PROBLEM — Put the lines below into a numbered list, skipping any blank ones and leaving out the pictures.

══ MATERIAL FOR THE TASK ══

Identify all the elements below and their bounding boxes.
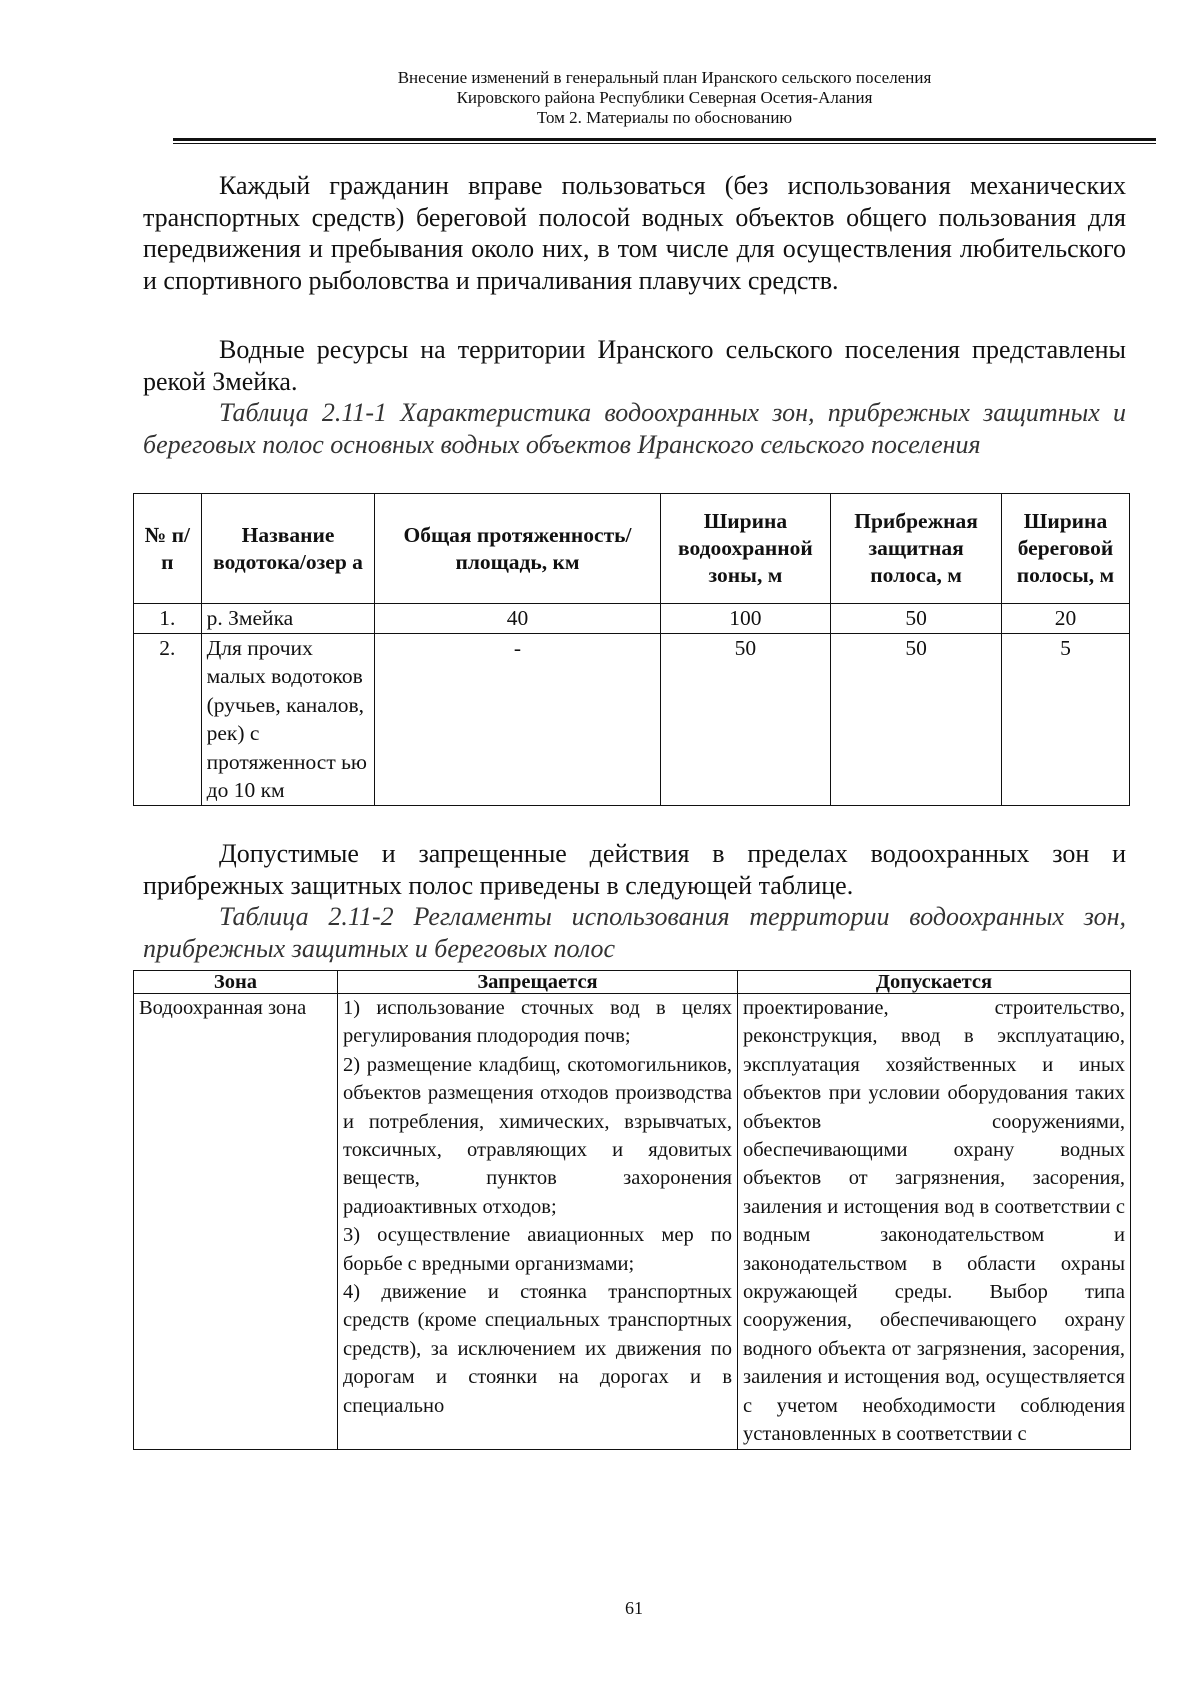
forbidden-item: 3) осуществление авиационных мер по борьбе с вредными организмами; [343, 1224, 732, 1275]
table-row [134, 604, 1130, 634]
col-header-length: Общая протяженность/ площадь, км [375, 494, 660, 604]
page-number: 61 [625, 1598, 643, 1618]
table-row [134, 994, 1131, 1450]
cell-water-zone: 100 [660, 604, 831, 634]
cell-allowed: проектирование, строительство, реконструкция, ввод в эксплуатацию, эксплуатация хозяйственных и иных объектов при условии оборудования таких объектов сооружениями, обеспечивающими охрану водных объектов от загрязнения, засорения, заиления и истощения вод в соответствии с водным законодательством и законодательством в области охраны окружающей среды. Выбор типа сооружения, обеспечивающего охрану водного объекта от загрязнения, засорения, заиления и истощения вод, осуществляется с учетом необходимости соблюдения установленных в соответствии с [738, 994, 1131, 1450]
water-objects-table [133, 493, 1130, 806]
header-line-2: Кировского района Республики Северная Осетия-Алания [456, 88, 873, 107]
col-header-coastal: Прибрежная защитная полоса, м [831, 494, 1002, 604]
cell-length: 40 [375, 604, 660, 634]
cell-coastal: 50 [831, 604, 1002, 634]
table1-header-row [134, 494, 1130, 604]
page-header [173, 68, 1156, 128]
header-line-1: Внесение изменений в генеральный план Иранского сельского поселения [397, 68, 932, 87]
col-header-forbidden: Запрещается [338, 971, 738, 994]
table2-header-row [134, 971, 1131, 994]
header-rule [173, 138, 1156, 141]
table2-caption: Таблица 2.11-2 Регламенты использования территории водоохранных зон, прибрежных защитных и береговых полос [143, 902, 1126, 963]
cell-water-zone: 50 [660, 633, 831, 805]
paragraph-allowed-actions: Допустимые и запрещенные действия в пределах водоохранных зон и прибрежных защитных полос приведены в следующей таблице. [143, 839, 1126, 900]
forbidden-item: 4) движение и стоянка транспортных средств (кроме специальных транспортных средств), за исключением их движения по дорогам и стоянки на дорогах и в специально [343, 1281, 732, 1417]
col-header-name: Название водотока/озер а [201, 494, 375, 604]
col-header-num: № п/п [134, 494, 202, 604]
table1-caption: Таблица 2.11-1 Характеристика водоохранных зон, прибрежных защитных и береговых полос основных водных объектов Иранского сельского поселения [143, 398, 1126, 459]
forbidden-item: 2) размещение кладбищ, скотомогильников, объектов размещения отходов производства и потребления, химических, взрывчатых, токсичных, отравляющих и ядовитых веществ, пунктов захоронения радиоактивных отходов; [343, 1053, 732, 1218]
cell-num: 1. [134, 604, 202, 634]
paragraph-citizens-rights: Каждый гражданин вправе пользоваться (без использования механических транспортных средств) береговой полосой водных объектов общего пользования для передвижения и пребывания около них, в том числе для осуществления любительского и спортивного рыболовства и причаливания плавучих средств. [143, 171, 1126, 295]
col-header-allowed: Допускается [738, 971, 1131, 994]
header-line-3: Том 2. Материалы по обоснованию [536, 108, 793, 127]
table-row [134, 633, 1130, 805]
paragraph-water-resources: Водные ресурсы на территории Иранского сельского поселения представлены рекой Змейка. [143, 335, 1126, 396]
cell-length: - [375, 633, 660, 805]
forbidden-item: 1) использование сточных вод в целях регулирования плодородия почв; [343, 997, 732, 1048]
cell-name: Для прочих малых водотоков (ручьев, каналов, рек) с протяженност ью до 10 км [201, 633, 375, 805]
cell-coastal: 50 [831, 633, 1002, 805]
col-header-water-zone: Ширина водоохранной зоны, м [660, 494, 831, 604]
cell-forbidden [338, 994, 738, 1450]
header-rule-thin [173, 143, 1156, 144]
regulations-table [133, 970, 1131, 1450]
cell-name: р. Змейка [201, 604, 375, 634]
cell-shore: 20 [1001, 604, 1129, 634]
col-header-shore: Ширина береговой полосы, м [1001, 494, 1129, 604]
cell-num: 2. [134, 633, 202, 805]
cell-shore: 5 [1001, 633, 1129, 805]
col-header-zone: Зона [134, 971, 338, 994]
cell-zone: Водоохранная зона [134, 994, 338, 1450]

═══

SOLUTION FOR THIS PROBLEM —
1. Identify all the elements below and their bounding boxes.
2. forbidden-item: 3) осуществление авиационных мер по борьбе с вредными организмами; [343, 1224, 732, 1275]
3. table-row [134, 604, 1130, 634]
4. col-header-length: Общая протяженность/ площадь, км [375, 494, 660, 604]
5. page-number: 61 [625, 1598, 643, 1618]
6. table-row [134, 994, 1131, 1450]
7. cell-water-zone: 100 [660, 604, 831, 634]
8. cell-allowed: проектирование, строительство, реконструкция, ввод в эксплуатацию, эксплуатация хозяйственных и иных объектов при условии оборудования таких объектов сооружениями, обеспечивающими охрану водных объектов от загрязнения, засорения, заиления и истощения вод в соответствии с водным законодательством и законодательством в области охраны окружающей среды. Выбор типа сооружения, обеспечивающего охрану водного объекта от загрязнения, засорения, заиления и истощения вод, осуществляется с учетом необходимости соблюдения установленных в соответствии с [738, 994, 1131, 1450]
9. water-objects-table [133, 493, 1130, 806]
10. header-line-2: Кировского района Республики Северная Осетия-Алания [456, 88, 873, 107]
11. col-header-coastal: Прибрежная защитная полоса, м [831, 494, 1002, 604]
12. cell-length: 40 [375, 604, 660, 634]
13. cell-coastal: 50 [831, 604, 1002, 634]
14. table1-header-row [134, 494, 1130, 604]
15. page-header [173, 68, 1156, 128]
16. header-line-1: Внесение изменений в генеральный план Иранского сельского поселения [397, 68, 932, 87]
17. col-header-forbidden: Запрещается [338, 971, 738, 994]
18. table2-header-row [134, 971, 1131, 994]
19. header-rule [173, 138, 1156, 141]
20. table2-caption: Таблица 2.11-2 Регламенты использования территории водоохранных зон, прибрежных защитных и береговых полос [143, 902, 1126, 963]
21. cell-water-zone: 50 [660, 633, 831, 805]
22. paragraph-allowed-actions: Допустимые и запрещенные действия в пределах водоохранных зон и прибрежных защитных полос приведены в следующей таблице. [143, 839, 1126, 900]
23. forbidden-item: 4) движение и стоянка транспортных средств (кроме специальных транспортных средств), за исключением их движения по дорогам и стоянки на дорогах и в специально [343, 1281, 732, 1417]
24. col-header-name: Название водотока/озер а [201, 494, 375, 604]
25. col-header-num: № п/п [134, 494, 202, 604]
26. table1-caption: Таблица 2.11-1 Характеристика водоохранных зон, прибрежных защитных и береговых полос основных водных объектов Иранского сельского поселения [143, 398, 1126, 459]
27. forbidden-item: 2) размещение кладбищ, скотомогильников, объектов размещения отходов производства и потребления, химических, взрывчатых, токсичных, отравляющих и ядовитых веществ, пунктов захоронения радиоактивных отходов; [343, 1053, 732, 1218]
28. cell-num: 1. [134, 604, 202, 634]
29. paragraph-citizens-rights: Каждый гражданин вправе пользоваться (без использования механических транспортных средств) береговой полосой водных объектов общего пользования для передвижения и пребывания около них, в том числе для осуществления любительского и спортивного рыболовства и причаливания плавучих средств. [143, 171, 1126, 295]
30. col-header-allowed: Допускается [738, 971, 1131, 994]
31. header-line-3: Том 2. Материалы по обоснованию [536, 108, 793, 127]
32. table-row [134, 633, 1130, 805]
33. paragraph-water-resources: Водные ресурсы на территории Иранского сельского поселения представлены рекой Змейка. [143, 335, 1126, 396]
34. cell-length: - [375, 633, 660, 805]
35. forbidden-item: 1) использование сточных вод в целях регулирования плодородия почв; [343, 997, 732, 1048]
36. cell-name: Для прочих малых водотоков (ручьев, каналов, рек) с протяженност ью до 10 км [201, 633, 375, 805]
37. cell-coastal: 50 [831, 633, 1002, 805]
38. col-header-water-zone: Ширина водоохранной зоны, м [660, 494, 831, 604]
39. cell-forbidden [338, 994, 738, 1450]
40. header-rule-thin [173, 143, 1156, 144]
41. regulations-table [133, 970, 1131, 1450]
42. cell-name: р. Змейка [201, 604, 375, 634]
43. cell-shore: 20 [1001, 604, 1129, 634]
44. col-header-shore: Ширина береговой полосы, м [1001, 494, 1129, 604]
45. cell-num: 2. [134, 633, 202, 805]
46. cell-shore: 5 [1001, 633, 1129, 805]
47. col-header-zone: Зона [134, 971, 338, 994]
48. cell-zone: Водоохранная зона [134, 994, 338, 1450]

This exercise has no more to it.